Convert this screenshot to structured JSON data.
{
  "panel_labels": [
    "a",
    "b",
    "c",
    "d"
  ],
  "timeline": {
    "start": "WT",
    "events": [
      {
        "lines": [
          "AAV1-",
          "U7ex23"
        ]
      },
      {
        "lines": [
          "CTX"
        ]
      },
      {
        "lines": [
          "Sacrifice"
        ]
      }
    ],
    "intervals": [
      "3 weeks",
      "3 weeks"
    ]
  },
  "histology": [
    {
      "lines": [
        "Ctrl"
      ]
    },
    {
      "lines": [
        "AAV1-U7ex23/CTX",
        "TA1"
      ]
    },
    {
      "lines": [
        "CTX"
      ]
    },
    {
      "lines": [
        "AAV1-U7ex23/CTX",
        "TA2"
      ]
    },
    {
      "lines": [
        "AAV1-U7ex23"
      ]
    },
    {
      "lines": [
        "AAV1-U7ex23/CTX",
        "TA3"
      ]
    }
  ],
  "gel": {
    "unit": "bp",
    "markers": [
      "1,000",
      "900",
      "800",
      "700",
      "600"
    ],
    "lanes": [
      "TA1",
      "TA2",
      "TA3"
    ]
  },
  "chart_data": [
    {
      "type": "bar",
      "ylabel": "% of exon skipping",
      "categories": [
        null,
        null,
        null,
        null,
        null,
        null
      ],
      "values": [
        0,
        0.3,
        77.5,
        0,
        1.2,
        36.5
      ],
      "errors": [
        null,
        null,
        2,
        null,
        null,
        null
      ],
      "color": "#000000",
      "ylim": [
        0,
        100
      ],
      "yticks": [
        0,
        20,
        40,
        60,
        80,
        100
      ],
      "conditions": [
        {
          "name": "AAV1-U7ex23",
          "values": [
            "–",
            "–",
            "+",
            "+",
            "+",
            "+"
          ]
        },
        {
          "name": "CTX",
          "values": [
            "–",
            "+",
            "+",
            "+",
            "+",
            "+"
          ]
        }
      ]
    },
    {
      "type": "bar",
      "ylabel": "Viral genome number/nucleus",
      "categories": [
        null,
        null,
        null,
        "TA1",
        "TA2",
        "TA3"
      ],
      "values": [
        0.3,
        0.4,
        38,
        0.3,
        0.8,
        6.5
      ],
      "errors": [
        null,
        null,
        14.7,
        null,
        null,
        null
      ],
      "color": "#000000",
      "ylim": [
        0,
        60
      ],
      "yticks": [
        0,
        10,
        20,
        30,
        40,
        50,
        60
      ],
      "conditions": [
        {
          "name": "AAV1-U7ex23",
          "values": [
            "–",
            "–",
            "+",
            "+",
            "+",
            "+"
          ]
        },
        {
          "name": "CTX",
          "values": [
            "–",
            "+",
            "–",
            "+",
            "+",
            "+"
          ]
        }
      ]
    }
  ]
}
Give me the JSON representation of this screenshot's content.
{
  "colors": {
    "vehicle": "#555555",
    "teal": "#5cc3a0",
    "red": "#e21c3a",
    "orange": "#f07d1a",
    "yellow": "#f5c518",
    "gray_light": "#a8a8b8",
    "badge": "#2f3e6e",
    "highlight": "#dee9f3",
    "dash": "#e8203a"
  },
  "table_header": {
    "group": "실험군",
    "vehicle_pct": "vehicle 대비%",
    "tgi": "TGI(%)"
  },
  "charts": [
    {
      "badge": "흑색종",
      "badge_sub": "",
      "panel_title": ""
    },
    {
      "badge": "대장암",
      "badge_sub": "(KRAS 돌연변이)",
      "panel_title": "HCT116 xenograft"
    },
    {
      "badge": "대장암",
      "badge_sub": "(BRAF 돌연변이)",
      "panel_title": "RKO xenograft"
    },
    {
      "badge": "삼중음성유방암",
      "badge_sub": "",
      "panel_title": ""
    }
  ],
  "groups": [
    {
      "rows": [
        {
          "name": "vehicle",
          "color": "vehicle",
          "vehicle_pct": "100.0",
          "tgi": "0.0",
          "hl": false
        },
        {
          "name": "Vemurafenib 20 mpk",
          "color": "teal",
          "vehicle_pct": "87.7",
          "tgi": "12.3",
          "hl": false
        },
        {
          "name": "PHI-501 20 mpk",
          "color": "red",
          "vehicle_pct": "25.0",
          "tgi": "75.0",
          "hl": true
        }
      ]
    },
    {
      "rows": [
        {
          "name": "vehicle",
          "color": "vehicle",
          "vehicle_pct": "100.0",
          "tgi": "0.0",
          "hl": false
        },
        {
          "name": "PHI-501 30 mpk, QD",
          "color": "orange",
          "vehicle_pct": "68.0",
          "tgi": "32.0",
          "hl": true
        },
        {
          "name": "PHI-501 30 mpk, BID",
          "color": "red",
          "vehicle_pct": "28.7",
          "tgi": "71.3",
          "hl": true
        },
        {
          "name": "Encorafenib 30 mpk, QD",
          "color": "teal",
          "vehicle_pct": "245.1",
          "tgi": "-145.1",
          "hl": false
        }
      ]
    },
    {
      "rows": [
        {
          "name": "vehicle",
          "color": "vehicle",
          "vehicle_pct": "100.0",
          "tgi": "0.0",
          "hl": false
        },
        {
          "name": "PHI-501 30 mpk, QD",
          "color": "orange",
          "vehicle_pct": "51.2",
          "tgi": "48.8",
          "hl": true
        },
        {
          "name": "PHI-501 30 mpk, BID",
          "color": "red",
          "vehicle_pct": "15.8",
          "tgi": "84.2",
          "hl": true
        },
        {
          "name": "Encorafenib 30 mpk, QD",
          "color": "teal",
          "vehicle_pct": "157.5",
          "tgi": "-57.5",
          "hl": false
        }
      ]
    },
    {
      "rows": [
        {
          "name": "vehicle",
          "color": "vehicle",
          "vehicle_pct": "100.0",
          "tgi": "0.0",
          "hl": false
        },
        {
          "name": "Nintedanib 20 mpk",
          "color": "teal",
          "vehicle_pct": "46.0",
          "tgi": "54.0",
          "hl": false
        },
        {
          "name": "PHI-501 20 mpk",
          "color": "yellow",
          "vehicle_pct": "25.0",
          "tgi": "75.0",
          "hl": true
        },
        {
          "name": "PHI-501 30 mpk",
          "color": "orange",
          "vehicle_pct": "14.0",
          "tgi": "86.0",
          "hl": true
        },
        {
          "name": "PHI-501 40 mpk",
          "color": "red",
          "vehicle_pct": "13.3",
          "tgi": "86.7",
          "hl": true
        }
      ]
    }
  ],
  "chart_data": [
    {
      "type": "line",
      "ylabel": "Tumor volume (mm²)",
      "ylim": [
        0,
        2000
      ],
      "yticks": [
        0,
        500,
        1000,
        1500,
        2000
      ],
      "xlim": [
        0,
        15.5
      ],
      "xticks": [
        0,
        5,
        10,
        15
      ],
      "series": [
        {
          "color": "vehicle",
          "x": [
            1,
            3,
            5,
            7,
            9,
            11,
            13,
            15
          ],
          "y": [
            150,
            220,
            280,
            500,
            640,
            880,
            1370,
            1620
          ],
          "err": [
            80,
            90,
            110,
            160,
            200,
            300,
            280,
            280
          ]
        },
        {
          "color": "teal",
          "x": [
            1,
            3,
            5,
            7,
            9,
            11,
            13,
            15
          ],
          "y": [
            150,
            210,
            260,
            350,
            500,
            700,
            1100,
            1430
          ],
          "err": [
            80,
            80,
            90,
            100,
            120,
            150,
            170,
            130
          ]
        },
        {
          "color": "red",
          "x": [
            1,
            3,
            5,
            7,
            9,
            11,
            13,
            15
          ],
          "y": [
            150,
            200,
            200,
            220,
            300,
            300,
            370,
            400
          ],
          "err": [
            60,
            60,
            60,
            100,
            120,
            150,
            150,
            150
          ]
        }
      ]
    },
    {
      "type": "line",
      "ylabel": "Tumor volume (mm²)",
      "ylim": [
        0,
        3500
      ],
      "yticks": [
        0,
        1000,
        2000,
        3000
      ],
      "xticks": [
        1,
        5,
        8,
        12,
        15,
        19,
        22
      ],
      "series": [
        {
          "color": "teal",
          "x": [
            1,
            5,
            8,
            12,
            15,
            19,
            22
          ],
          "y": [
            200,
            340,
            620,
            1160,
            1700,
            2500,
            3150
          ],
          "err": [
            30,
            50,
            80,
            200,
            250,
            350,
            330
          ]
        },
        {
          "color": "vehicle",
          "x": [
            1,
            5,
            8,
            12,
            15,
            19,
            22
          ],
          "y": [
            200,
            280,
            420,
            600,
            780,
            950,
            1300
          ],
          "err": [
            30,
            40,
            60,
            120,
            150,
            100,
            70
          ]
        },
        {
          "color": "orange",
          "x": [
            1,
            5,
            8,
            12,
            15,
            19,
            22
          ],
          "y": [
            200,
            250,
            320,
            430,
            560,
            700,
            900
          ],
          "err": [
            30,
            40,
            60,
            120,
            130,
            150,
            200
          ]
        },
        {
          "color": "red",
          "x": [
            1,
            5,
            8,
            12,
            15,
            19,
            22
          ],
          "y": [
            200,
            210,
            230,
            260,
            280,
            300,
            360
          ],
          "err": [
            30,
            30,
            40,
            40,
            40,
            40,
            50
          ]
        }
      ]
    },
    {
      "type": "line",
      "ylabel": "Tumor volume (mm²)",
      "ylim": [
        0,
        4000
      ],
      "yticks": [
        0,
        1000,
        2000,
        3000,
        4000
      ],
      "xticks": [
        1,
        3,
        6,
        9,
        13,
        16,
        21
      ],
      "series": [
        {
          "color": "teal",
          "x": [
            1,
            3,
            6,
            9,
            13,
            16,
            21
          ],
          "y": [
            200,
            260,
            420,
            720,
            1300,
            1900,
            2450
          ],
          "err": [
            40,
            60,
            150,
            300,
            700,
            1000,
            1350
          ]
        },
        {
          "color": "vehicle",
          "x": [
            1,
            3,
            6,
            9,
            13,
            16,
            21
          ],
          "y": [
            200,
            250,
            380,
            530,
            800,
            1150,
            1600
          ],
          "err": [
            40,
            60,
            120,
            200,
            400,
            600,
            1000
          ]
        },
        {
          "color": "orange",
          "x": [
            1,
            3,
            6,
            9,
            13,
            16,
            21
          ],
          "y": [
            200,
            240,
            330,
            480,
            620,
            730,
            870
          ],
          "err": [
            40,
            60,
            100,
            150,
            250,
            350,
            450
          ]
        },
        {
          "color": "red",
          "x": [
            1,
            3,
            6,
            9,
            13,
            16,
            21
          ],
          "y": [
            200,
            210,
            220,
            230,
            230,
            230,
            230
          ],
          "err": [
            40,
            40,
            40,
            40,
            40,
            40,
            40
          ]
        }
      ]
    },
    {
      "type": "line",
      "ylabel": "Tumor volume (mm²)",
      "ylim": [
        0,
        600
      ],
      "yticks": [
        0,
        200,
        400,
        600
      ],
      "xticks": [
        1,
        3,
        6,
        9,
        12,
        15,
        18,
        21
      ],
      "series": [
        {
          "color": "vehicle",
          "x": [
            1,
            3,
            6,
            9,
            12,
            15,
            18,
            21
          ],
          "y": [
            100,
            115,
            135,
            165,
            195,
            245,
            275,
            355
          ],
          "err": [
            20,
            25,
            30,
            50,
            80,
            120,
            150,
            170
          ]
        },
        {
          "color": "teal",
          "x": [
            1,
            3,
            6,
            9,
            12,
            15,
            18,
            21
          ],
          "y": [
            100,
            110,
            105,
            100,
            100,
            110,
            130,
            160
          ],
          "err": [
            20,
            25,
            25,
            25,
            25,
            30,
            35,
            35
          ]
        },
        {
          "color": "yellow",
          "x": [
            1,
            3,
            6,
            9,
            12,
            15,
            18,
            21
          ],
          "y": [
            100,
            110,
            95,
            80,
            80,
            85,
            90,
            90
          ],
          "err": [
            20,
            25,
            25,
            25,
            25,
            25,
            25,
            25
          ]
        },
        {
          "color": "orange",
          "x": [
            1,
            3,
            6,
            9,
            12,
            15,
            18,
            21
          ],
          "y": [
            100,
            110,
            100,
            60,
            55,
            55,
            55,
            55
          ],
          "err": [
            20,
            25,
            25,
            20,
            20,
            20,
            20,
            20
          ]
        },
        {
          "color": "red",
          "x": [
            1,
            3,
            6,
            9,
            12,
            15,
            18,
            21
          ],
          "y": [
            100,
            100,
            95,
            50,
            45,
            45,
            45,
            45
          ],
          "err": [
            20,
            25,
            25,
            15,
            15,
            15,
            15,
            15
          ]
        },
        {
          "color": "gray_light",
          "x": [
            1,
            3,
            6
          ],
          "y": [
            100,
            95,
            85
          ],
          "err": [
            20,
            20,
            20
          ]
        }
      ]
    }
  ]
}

┄┄┄┄┄┄┄┄┄┄┄┄┄┄┄┄┄┄┄┄

**Activity**
The expected output is every line from the material above where "돌연변이" can be found.

**Finished task**
      "badge_sub": "(KRAS 돌연변이)",
      "badge_sub": "(BRAF 돌연변이)",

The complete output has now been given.